(Saved data entries)
—————

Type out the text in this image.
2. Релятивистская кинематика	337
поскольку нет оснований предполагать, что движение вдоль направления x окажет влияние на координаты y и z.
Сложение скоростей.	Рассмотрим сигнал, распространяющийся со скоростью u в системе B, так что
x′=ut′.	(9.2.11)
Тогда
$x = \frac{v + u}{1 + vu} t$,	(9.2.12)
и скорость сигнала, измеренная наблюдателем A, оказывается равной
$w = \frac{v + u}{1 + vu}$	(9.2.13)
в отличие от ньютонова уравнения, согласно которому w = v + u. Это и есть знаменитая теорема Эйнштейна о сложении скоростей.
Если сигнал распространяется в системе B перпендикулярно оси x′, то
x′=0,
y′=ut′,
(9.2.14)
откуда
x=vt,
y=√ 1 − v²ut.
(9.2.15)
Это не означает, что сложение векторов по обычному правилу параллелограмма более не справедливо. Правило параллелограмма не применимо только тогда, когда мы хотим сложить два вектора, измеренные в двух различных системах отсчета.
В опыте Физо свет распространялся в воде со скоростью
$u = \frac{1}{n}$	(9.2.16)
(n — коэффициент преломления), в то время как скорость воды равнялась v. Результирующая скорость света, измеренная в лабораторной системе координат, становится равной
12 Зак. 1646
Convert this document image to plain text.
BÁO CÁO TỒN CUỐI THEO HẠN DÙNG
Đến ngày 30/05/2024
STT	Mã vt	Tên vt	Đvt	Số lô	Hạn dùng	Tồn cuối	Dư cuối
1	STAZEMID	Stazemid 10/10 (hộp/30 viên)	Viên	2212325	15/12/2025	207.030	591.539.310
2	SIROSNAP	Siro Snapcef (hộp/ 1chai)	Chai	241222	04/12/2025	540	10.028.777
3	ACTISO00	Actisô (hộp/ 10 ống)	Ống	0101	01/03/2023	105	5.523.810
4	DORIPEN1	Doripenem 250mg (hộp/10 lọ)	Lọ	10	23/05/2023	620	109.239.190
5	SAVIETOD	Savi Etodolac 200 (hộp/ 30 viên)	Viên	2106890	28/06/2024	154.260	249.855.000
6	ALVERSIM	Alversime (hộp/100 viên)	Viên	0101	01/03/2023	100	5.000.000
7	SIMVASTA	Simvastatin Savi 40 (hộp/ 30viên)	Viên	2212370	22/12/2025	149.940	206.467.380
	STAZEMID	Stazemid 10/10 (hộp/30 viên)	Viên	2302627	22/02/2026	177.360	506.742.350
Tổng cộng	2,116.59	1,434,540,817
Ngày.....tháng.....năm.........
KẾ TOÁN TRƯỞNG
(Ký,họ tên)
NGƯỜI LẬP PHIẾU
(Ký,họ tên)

—————

How many lines of the listing include the string "равной"? Answer with the number alone.

2